→ Exercise prompt: Search the material for the word "左右流之" and report each line where it turns up.

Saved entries
+ + + + + + +

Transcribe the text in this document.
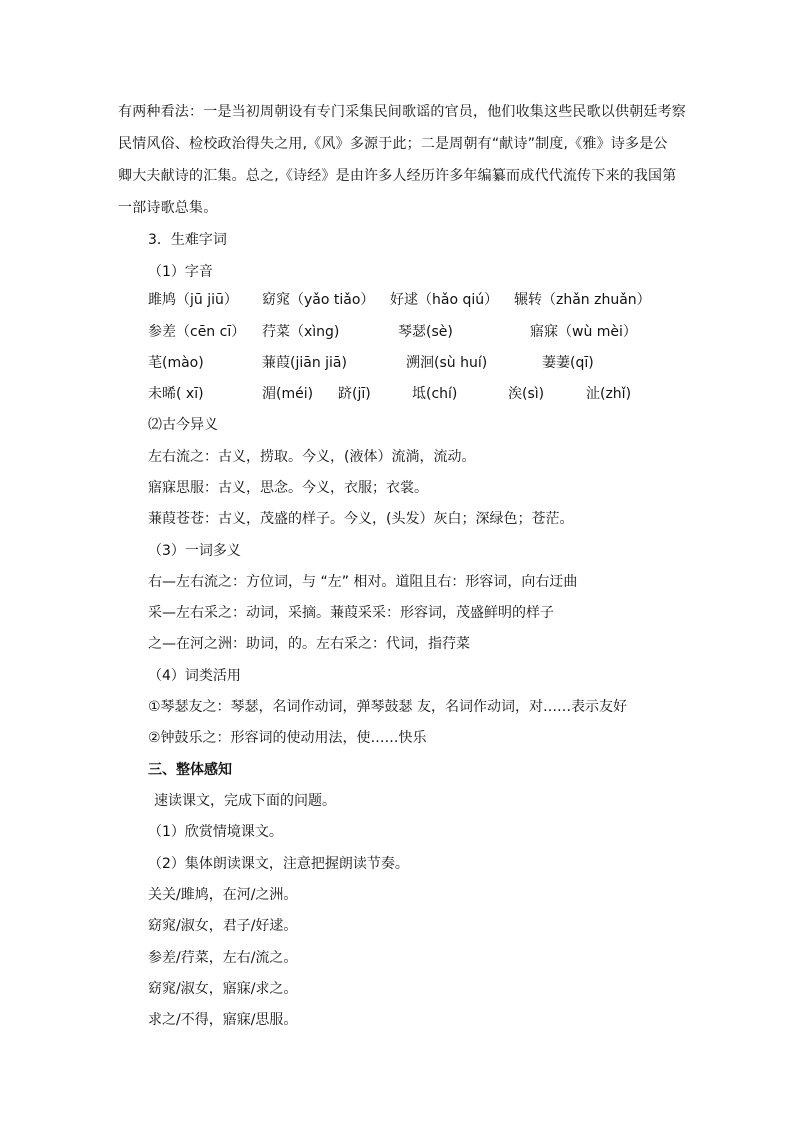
有两种看法：一是当初周朝设有专门采集民间歌谣的官员，他们收集这些民歌以供朝廷考察
民情风俗、检校政治得失之用,《风》多源于此；二是周朝有“献诗”制度,《雅》诗多是公
卿大夫献诗的汇集。总之,《诗经》是由许多人经历许多年编纂而成代代流传下来的我国第
一部诗歌总集。
3．生难字词
（1）字音
雎鸠（jū jiū） 窈窕（yǎo tiǎo） 好逑（hǎo qiú） 辗转（zhǎn zhuǎn）
参差（cēn cī） 荇菜（xìng)	琴瑟(sè)	寤寐（wù mèi）
芼(mào)	蒹葭(jiān jiā)	溯洄(sù huí)	萋萋(qī)
未晞( xī)	湄(méi) 跻(jī)	坻(chí)	涘(sì)	沚(zhǐ)
⑵古今异义
左右流之：古义，捞取。今义，(液体）流淌，流动。
寤寐思服：古义，思念。今义，衣服；衣裳。
蒹葭苍苍：古义，茂盛的样子。今义，(头发）灰白；深绿色；苍茫。
（3）一词多义
右—左右流之：方位词，与 “左” 相对。道阻且右：形容词，向右迂曲
采—左右采之：动词，采摘。蒹葭采采：形容词，茂盛鲜明的样子
之—在河之洲：助词，的。左右采之：代词，指荇菜
（4）词类活用
①琴瑟友之：琴瑟，名词作动词，弹琴鼓瑟 友，名词作动词，对……表示友好
②钟鼓乐之：形容词的使动用法，使……快乐
三、整体感知
速读课文，完成下面的问题。
（1）欣赏情境课文。
（2）集体朗读课文，注意把握朗读节奏。
关关/雎鸠，在河/之洲。
窈窕/淑女，君子/好逑。
参差/荇菜，左右/流之。
窈窕/淑女，寤寐/求之。
求之/不得，寤寐/思服。
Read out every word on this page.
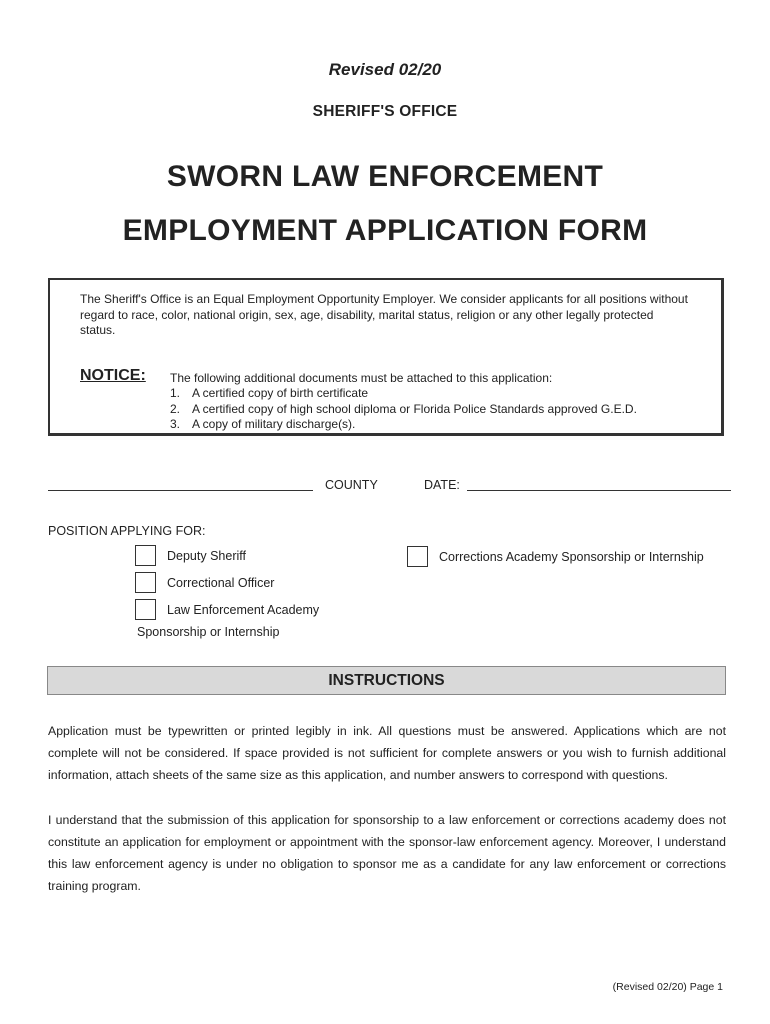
Revised 02/20
SHERIFF'S OFFICE
SWORN LAW ENFORCEMENT
EMPLOYMENT APPLICATION FORM
The Sheriff's Office is an Equal Employment Opportunity Employer. We consider applicants for all positions without regard to race, color, national origin, sex, age, disability, marital status, religion or any other legally protected status.
NOTICE: The following additional documents must be attached to this application:
1. A certified copy of birth certificate
2. A certified copy of high school diploma or Florida Police Standards approved G.E.D.
3. A copy of military discharge(s).
COUNTY	DATE:
POSITION APPLYING FOR:
Deputy Sheriff
Correctional Officer
Law Enforcement Academy
Sponsorship or Internship
Corrections Academy Sponsorship or Internship
INSTRUCTIONS
Application must be typewritten or printed legibly in ink. All questions must be answered. Applications which are not complete will not be considered. If space provided is not sufficient for complete answers or you wish to furnish additional information, attach sheets of the same size as this application, and number answers to correspond with questions.
I understand that the submission of this application for sponsorship to a law enforcement or corrections academy does not constitute an application for employment or appointment with the sponsor-law enforcement agency. Moreover, I understand this law enforcement agency is under no obligation to sponsor me as a candidate for any law enforcement or corrections training program.
(Revised 02/20) Page 1
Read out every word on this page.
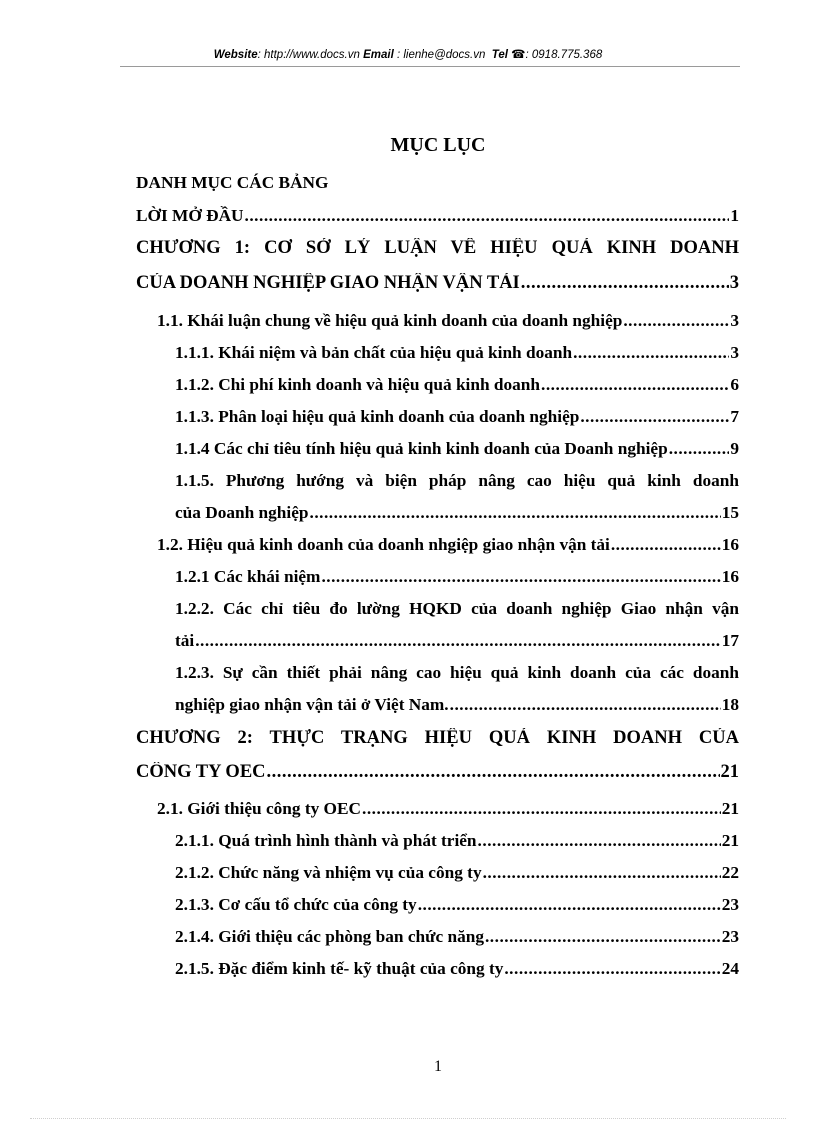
Website: http://www.docs.vn Email : lienhe@docs.vn Tel ☎: 0918.775.368
MỤC LỤC
DANH MỤC CÁC BẢNG
LỜI MỞ ĐẦU .....	1
CHƯƠNG 1: CƠ SỞ LÝ LUẬN VỀ HIỆU QUẢ KINH DOANH
CỦA DOANH NGHIỆP GIAO NHẬN VẬN TẢI .....	3
1.1. Khái luận chung về hiệu quả kinh doanh của doanh nghiệp .....	3
1.1.1. Khái niệm và bản chất của hiệu quả kinh doanh .....	3
1.1.2. Chi phí kinh doanh và hiệu quả kinh doanh .....	6
1.1.3. Phân loại hiệu quả kinh doanh của doanh nghiệp .....	7
1.1.4 Các chỉ tiêu tính hiệu quả kinh kinh doanh của Doanh nghiệp .....	9
1.1.5. Phương hướng và biện pháp nâng cao hiệu quả kinh doanh
của Doanh nghiệp .....	15
1.2. Hiệu quả kinh doanh của doanh nhgiệp giao nhận vận tải .....	16
1.2.1 Các khái niệm .....	16
1.2.2. Các chỉ tiêu đo lường HQKD của doanh nghiệp Giao nhận vận
tải .....	17
1.2.3. Sự cần thiết phải nâng cao hiệu quả kinh doanh của các doanh
nghiệp giao nhận vận tải ở Việt Nam. .....	18
CHƯƠNG 2: THỰC TRẠNG HIỆU QUẢ KINH DOANH CỦA
CÔNG TY OEC .....	21
2.1. Giới thiệu công ty OEC .....	21
2.1.1. Quá trình hình thành và phát triển .....	21
2.1.2. Chức năng và nhiệm vụ của công ty .....	22
2.1.3. Cơ cấu tổ chức của công ty .....	23
2.1.4. Giới thiệu các phòng ban chức năng .....	23
2.1.5. Đặc điểm kinh tế- kỹ thuật của công ty .....	24
1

+ + + + + + +

→ Written response:
左右流之：古义，捞取。今义，(液体）流淌，流动。
右—左右流之：方位词，与 “左” 相对。道阻且右：形容词，向右迂曲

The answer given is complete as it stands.